RECORDS TO PROCESS ▸

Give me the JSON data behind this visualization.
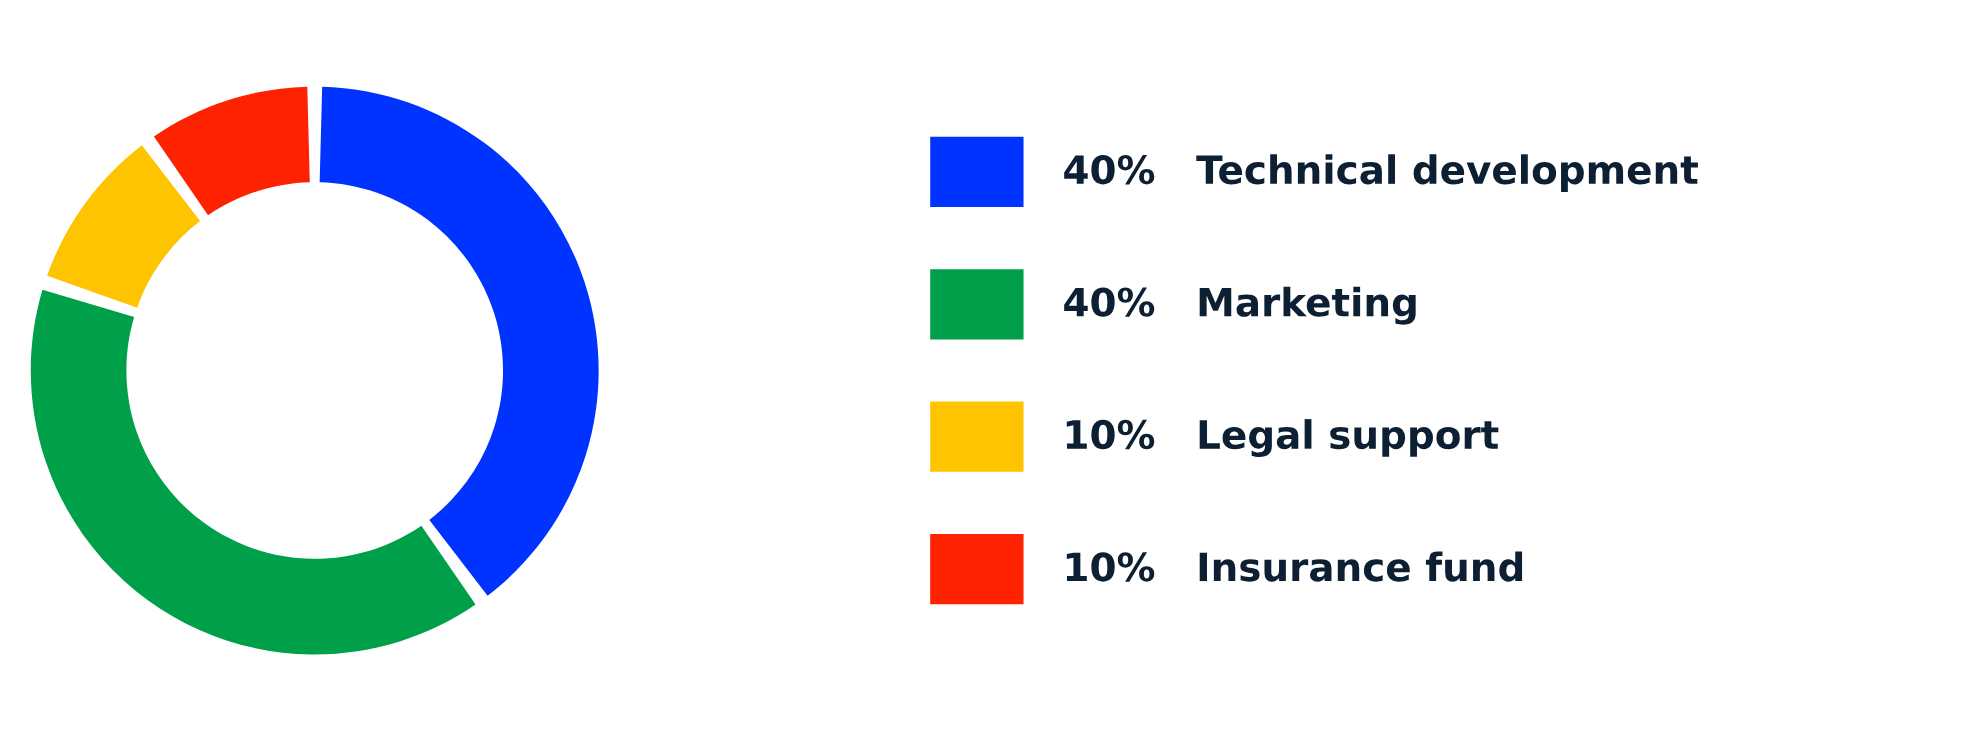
{
  "chart_data": {
    "type": "donut",
    "categories": [
      "Technical development",
      "Marketing",
      "Legal support",
      "Insurance fund"
    ],
    "values": [
      40,
      40,
      10,
      10
    ],
    "value_labels": [
      "40%",
      "40%",
      "10%",
      "10%"
    ],
    "colors": [
      "#0033ff",
      "#00a04a",
      "#ffc400",
      "#ff2200"
    ],
    "legend": "right"
  }
}
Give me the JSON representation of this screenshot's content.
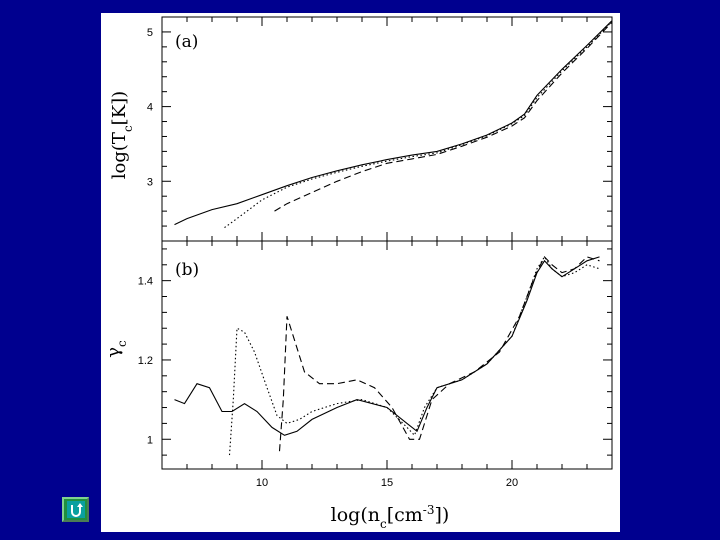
{
  "nav": {
    "icon": "return-arrow-icon"
  },
  "chart_data": [
    {
      "type": "line",
      "panel_label": "(a)",
      "xlabel": "log(n_c[cm^-3])",
      "ylabel": "log(T_c[K])",
      "xlim": [
        6,
        24
      ],
      "ylim": [
        2.2,
        5.2
      ],
      "xticks": [
        10,
        15,
        20
      ],
      "yticks": [
        3,
        4,
        5
      ],
      "series": [
        {
          "style": "solid",
          "x": [
            6.5,
            7,
            8,
            9,
            10,
            11,
            12,
            13,
            14,
            15,
            16,
            17,
            18,
            19,
            20,
            20.5,
            21,
            22,
            23,
            24
          ],
          "y": [
            2.42,
            2.5,
            2.62,
            2.7,
            2.82,
            2.94,
            3.05,
            3.14,
            3.22,
            3.29,
            3.35,
            3.4,
            3.5,
            3.62,
            3.78,
            3.9,
            4.15,
            4.5,
            4.82,
            5.15
          ]
        },
        {
          "style": "dotted",
          "x": [
            8.5,
            9,
            10,
            11,
            12,
            13,
            14,
            15,
            16,
            17,
            18,
            19,
            20,
            20.5,
            21,
            22,
            23,
            24
          ],
          "y": [
            2.38,
            2.5,
            2.75,
            2.92,
            3.03,
            3.12,
            3.2,
            3.27,
            3.33,
            3.38,
            3.49,
            3.61,
            3.77,
            3.88,
            4.12,
            4.48,
            4.8,
            5.14
          ]
        },
        {
          "style": "dashed",
          "x": [
            10.5,
            11,
            12,
            13,
            14,
            15,
            16,
            17,
            18,
            19,
            20,
            20.5,
            21,
            22,
            23,
            24
          ],
          "y": [
            2.6,
            2.7,
            2.85,
            3.0,
            3.13,
            3.24,
            3.3,
            3.36,
            3.47,
            3.59,
            3.74,
            3.85,
            4.08,
            4.45,
            4.78,
            5.13
          ]
        }
      ]
    },
    {
      "type": "line",
      "panel_label": "(b)",
      "xlabel": "log(n_c[cm^-3])",
      "ylabel": "γ_c",
      "xlim": [
        6,
        24
      ],
      "ylim": [
        0.925,
        1.5
      ],
      "xticks": [
        10,
        15,
        20
      ],
      "yticks": [
        1,
        1.2,
        1.4
      ],
      "series": [
        {
          "style": "solid",
          "x": [
            6.5,
            6.9,
            7.4,
            7.9,
            8.4,
            8.8,
            9.3,
            9.8,
            10.4,
            10.9,
            11.4,
            12,
            13,
            13.8,
            15,
            15.8,
            16.2,
            16.6,
            17,
            18,
            19,
            20,
            20.6,
            21,
            21.3,
            21.6,
            22,
            22.5,
            23,
            23.5
          ],
          "y": [
            1.1,
            1.09,
            1.14,
            1.13,
            1.07,
            1.07,
            1.09,
            1.07,
            1.03,
            1.01,
            1.02,
            1.05,
            1.08,
            1.1,
            1.08,
            1.04,
            1.02,
            1.08,
            1.13,
            1.15,
            1.19,
            1.26,
            1.35,
            1.42,
            1.45,
            1.43,
            1.41,
            1.43,
            1.45,
            1.46
          ]
        },
        {
          "style": "dotted",
          "x": [
            8.7,
            8.85,
            9.0,
            9.3,
            9.7,
            10.2,
            10.6,
            11,
            11.5,
            12,
            13,
            14,
            15,
            15.8,
            16.1,
            16.5,
            17,
            18,
            19,
            20,
            20.6,
            21,
            21.3,
            21.6,
            22,
            22.5,
            23,
            23.5
          ],
          "y": [
            0.96,
            1.1,
            1.28,
            1.27,
            1.22,
            1.13,
            1.06,
            1.04,
            1.05,
            1.07,
            1.09,
            1.1,
            1.08,
            1.03,
            1.01,
            1.08,
            1.13,
            1.15,
            1.19,
            1.26,
            1.36,
            1.43,
            1.46,
            1.43,
            1.41,
            1.42,
            1.44,
            1.43
          ]
        },
        {
          "style": "dashed",
          "x": [
            10.7,
            10.85,
            11.0,
            11.3,
            11.7,
            12.3,
            13,
            13.8,
            14.5,
            15.2,
            15.9,
            16.3,
            16.8,
            17.5,
            18.5,
            19.5,
            20.3,
            20.9,
            21.3,
            21.6,
            22,
            22.5,
            23,
            23.5
          ],
          "y": [
            0.97,
            1.1,
            1.31,
            1.25,
            1.17,
            1.14,
            1.14,
            1.15,
            1.13,
            1.08,
            1.0,
            1.0,
            1.1,
            1.14,
            1.17,
            1.22,
            1.31,
            1.41,
            1.46,
            1.44,
            1.42,
            1.43,
            1.46,
            1.45
          ]
        }
      ]
    }
  ]
}
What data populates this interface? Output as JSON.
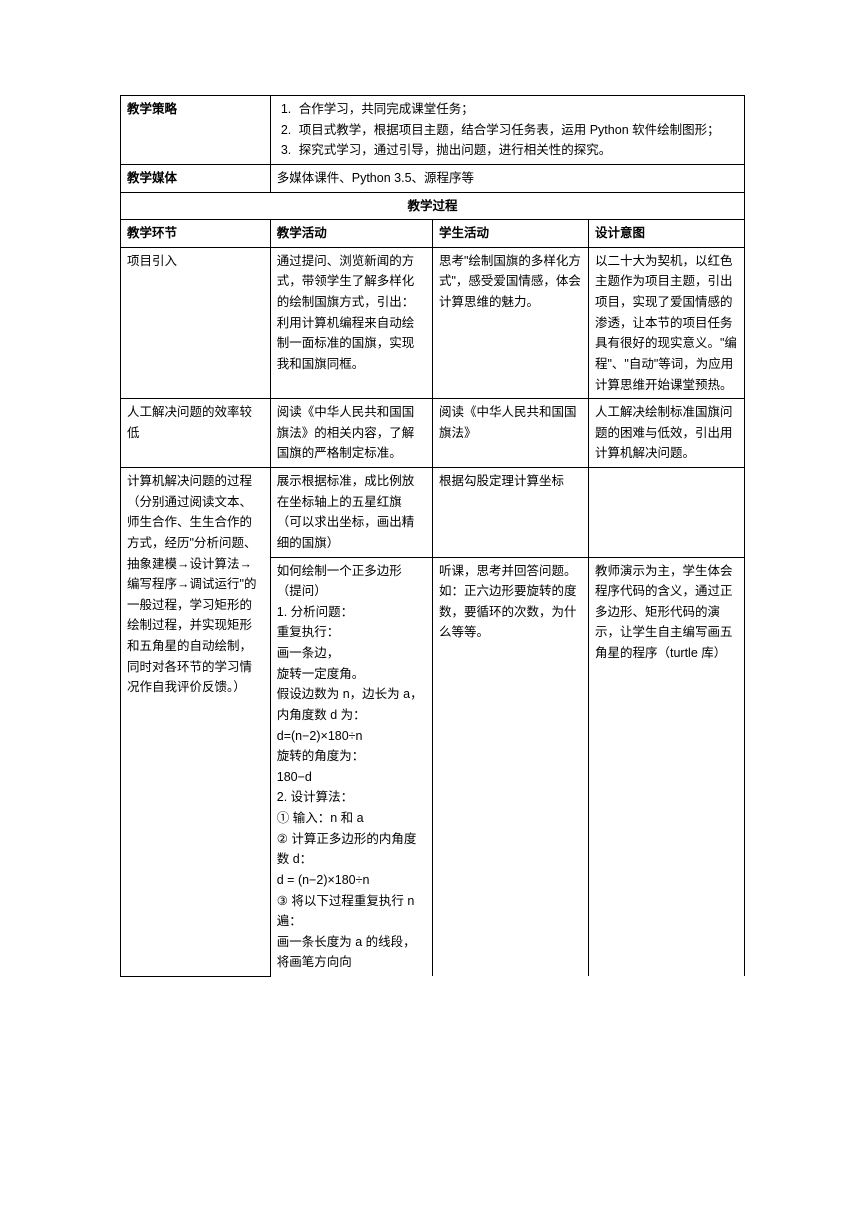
{
  "row1": {
    "label": "教学策略",
    "content": "<ol><li>合作学习，共同完成课堂任务；</li><li>项目式教学，根据项目主题，结合学习任务表，运用 Python 软件绘制图形；</li><li>探究式学习，通过引导，抛出问题，进行相关性的探究。</li></ol>"
  },
  "row2": {
    "label": "教学媒体",
    "content": "多媒体课件、Python 3.5、源程序等"
  },
  "section_header": "教学过程",
  "headers": {
    "col1": "教学环节",
    "col2": "教学活动",
    "col3": "学生活动",
    "col4": "设计意图"
  },
  "row_a": {
    "col1": "项目引入",
    "col2": "通过提问、浏览新闻的方式，带领学生了解多样化的绘制国旗方式，引出：利用计算机编程来自动绘制一面标准的国旗，实现我和国旗同框。",
    "col3": "思考\"绘制国旗的多样化方式\"，感受爱国情感，体会计算思维的魅力。",
    "col4": "以二十大为契机，以红色主题作为项目主题，引出项目，实现了爱国情感的渗透，让本节的项目任务具有很好的现实意义。\"编程\"、\"自动\"等词，为应用计算思维开始课堂预热。"
  },
  "row_b": {
    "col1": "人工解决问题的效率较低",
    "col2": "阅读《中华人民共和国国旗法》的相关内容，了解国旗的严格制定标准。",
    "col3": "阅读《中华人民共和国国旗法》",
    "col4": "人工解决绘制标准国旗问题的困难与低效，引出用计算机解决问题。"
  },
  "row_c": {
    "col1_merged": "计算机解决问题的过程（分别通过阅读文本、师生合作、生生合作的方式，经历\"分析问题、抽象建模→设计算法→编写程序→调试运行\"的一般过程，学习矩形的绘制过程，并实现矩形和五角星的自动绘制，同时对各环节的学习情况作自我评价反馈。）",
    "col2": "展示根据标准，成比例放在坐标轴上的五星红旗（可以求出坐标，画出精细的国旗）",
    "col3": "根据勾股定理计算坐标",
    "col4": ""
  },
  "row_d": {
    "col2": "如何绘制一个正多边形（提问）<br>1. 分析问题：<br>重复执行：<br>画一条边，<br>旋转一定度角。<br>假设边数为 n，边长为 a，内角度数 d 为：<br>d=(n−2)×180÷n<br>旋转的角度为：<br>180−d<br>2. 设计算法：<br>① 输入：n 和 a<br>② 计算正多边形的内角度数 d：<br>d = (n−2)×180÷n<br>③ 将以下过程重复执行 n 遍：<br>画一条长度为 a 的线段，将画笔方向向",
    "col3": "听课，思考并回答问题。如：正六边形要旋转的度数，要循环的次数，为什么等等。",
    "col4": "教师演示为主，学生体会程序代码的含义，通过正多边形、矩形代码的演示，让学生自主编写画五角星的程序（turtle 库）"
  }
}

WHAT IS NEEDED ▸ Count each line of the data where the word "中华人民共和国国旗法" appears, then reply with the total only.

FINAL RESULT ▸ 2